- _Materials provided_

━━━━━━━━

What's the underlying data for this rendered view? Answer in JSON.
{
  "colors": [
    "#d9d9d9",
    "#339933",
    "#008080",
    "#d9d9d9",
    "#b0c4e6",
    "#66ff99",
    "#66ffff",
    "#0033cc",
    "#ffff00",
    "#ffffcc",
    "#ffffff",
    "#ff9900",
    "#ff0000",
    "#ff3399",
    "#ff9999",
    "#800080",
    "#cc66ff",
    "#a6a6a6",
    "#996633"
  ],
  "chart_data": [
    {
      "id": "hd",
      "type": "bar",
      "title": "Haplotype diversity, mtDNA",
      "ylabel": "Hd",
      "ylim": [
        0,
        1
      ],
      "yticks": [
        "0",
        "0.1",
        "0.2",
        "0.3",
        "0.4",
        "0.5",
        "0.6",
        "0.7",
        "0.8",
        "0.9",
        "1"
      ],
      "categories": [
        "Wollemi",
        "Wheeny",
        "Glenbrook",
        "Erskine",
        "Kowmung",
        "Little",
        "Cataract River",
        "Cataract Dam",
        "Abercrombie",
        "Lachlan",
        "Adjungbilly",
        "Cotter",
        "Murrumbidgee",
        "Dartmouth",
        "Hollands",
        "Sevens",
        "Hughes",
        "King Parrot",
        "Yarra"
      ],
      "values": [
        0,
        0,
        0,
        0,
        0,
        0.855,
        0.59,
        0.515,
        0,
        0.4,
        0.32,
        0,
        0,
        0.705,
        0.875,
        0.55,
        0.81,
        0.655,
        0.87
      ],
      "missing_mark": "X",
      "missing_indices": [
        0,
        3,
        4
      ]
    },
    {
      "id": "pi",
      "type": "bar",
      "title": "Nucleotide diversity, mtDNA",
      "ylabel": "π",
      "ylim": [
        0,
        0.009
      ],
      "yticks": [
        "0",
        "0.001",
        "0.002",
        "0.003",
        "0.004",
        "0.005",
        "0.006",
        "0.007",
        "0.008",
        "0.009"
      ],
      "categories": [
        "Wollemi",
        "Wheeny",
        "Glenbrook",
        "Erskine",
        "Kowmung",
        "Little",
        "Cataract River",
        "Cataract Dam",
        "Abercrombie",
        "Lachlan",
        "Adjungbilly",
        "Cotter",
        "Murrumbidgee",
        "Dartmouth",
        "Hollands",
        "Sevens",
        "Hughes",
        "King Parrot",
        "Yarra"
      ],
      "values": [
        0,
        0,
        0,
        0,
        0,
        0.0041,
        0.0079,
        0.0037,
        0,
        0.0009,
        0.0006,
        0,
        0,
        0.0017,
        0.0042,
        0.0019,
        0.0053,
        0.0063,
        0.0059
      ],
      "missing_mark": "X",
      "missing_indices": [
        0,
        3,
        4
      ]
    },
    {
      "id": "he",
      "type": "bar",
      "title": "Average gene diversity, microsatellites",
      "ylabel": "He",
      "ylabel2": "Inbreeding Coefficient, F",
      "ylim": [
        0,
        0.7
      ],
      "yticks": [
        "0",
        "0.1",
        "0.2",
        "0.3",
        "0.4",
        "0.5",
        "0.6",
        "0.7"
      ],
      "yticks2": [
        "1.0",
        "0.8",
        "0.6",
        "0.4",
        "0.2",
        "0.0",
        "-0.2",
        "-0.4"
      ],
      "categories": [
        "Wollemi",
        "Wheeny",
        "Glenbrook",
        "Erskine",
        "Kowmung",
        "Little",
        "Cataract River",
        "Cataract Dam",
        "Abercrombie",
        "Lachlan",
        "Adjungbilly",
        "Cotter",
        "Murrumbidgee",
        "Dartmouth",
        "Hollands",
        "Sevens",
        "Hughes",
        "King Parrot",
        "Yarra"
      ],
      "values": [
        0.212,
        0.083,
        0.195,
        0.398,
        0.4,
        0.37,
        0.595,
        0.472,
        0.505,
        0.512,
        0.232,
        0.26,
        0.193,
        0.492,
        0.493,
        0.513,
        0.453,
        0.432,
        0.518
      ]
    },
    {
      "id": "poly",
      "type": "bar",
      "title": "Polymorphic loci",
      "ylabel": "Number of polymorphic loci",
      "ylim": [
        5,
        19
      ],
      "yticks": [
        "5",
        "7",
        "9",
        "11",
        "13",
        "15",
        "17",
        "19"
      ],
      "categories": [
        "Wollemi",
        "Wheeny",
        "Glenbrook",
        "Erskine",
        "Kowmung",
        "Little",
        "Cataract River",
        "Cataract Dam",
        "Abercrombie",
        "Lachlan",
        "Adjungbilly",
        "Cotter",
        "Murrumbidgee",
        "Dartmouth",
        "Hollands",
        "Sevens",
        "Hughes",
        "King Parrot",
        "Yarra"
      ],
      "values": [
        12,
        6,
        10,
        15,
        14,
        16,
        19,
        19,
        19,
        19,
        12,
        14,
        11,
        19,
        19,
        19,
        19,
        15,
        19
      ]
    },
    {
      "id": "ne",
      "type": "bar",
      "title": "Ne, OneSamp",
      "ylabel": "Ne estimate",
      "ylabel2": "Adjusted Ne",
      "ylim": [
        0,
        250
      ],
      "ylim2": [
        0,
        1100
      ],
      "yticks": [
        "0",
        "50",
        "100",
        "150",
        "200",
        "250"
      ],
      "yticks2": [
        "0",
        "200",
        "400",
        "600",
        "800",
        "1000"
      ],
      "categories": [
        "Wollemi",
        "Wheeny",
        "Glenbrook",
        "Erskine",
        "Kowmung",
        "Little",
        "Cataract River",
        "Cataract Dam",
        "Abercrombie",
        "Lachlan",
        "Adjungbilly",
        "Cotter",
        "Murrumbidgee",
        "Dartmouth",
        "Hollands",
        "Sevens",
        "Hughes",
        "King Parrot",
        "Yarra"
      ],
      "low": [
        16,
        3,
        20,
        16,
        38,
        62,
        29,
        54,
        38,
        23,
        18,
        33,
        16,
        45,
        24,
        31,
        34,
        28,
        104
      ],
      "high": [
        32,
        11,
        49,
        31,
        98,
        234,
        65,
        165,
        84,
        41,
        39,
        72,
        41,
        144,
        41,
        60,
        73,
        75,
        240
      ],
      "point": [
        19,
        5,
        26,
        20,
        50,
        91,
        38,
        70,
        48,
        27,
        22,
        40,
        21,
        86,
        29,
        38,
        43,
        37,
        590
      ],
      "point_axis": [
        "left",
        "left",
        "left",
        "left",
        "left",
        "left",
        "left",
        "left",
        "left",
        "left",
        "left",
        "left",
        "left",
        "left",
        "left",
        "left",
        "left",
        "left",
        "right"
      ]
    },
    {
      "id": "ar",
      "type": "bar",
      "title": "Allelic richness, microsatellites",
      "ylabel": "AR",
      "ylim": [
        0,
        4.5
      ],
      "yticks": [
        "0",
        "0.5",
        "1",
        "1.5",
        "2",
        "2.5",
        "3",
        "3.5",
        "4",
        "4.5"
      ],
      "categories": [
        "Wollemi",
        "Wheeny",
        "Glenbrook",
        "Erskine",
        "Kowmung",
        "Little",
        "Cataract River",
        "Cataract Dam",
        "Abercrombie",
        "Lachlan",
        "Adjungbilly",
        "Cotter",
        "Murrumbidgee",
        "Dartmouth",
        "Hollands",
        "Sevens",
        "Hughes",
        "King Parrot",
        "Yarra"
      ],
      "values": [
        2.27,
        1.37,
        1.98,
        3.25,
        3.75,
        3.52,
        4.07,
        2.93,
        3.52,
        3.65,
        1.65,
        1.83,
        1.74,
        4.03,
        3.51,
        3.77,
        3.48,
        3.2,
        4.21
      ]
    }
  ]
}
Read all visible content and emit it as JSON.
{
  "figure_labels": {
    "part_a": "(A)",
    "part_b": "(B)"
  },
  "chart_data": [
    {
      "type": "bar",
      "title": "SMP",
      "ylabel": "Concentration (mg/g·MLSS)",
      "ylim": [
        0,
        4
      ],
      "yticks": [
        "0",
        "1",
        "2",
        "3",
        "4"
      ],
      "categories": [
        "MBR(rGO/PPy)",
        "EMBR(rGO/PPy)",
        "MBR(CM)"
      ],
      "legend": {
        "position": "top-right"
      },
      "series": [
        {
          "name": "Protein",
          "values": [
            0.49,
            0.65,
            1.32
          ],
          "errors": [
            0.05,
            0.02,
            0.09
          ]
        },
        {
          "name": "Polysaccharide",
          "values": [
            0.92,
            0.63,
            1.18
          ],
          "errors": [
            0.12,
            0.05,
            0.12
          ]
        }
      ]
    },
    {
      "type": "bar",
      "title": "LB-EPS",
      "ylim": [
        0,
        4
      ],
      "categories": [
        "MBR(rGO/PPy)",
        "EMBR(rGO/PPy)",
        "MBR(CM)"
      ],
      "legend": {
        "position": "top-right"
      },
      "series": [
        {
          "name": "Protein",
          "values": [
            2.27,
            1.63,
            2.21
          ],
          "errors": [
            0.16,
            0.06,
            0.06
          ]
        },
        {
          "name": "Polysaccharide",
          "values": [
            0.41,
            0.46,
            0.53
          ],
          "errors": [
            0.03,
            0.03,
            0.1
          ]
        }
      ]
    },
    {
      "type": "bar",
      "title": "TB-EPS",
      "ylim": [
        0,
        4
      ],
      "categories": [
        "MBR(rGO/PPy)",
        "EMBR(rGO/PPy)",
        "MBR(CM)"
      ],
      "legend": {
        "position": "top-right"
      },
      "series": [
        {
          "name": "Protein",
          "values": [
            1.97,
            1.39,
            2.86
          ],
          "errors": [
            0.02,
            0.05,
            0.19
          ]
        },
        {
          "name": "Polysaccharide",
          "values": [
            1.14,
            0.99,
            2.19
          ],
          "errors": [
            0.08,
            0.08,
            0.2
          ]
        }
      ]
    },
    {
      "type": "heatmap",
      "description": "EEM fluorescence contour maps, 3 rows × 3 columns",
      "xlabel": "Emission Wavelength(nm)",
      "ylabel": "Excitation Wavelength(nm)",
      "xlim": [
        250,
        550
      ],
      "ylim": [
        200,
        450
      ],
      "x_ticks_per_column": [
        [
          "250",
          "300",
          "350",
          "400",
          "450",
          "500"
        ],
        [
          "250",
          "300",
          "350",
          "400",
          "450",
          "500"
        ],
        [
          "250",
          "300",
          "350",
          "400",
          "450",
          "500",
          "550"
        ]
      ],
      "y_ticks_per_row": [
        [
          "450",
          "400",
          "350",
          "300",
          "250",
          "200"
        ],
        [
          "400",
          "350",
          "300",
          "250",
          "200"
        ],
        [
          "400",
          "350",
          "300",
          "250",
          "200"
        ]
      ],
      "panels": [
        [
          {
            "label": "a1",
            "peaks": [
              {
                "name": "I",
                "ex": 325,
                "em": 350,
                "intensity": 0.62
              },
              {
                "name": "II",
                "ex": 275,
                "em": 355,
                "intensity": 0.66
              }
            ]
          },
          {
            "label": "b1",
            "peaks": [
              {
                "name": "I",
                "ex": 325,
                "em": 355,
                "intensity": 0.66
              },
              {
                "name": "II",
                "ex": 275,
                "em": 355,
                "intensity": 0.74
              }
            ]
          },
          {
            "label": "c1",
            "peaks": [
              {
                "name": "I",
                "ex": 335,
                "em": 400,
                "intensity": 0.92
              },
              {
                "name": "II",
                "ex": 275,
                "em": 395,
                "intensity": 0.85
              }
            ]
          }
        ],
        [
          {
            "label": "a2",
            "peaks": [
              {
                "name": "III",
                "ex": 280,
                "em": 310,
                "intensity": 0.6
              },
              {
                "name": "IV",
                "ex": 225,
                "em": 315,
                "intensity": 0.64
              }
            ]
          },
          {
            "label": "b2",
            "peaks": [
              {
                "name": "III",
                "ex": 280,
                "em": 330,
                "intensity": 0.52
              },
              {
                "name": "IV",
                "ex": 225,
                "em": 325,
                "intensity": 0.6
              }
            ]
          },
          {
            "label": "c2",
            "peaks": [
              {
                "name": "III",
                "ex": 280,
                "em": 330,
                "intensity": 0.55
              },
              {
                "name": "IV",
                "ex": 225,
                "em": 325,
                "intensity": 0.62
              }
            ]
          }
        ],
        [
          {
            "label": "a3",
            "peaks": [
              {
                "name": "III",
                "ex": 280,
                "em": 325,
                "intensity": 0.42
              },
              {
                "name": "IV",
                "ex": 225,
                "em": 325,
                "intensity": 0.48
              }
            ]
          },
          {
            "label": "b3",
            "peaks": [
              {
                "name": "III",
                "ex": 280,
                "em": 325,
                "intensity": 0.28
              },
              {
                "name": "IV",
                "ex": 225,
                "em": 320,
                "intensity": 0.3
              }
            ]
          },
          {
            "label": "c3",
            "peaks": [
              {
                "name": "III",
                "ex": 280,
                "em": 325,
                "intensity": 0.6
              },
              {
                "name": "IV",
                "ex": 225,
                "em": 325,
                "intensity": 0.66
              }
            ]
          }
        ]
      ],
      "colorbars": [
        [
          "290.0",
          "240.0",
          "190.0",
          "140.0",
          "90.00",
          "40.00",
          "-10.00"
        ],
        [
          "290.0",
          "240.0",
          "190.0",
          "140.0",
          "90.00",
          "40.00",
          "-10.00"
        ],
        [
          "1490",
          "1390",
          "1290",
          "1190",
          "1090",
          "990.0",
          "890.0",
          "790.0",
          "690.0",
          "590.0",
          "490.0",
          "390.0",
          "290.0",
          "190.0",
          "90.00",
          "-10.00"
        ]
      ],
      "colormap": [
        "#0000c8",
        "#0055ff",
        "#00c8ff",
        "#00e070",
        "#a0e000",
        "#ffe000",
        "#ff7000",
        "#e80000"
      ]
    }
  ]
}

━━━━━━━━

- _Task goal_
Give the number of lines above that contain the word "diversity", with no other text.

- _Task result_
3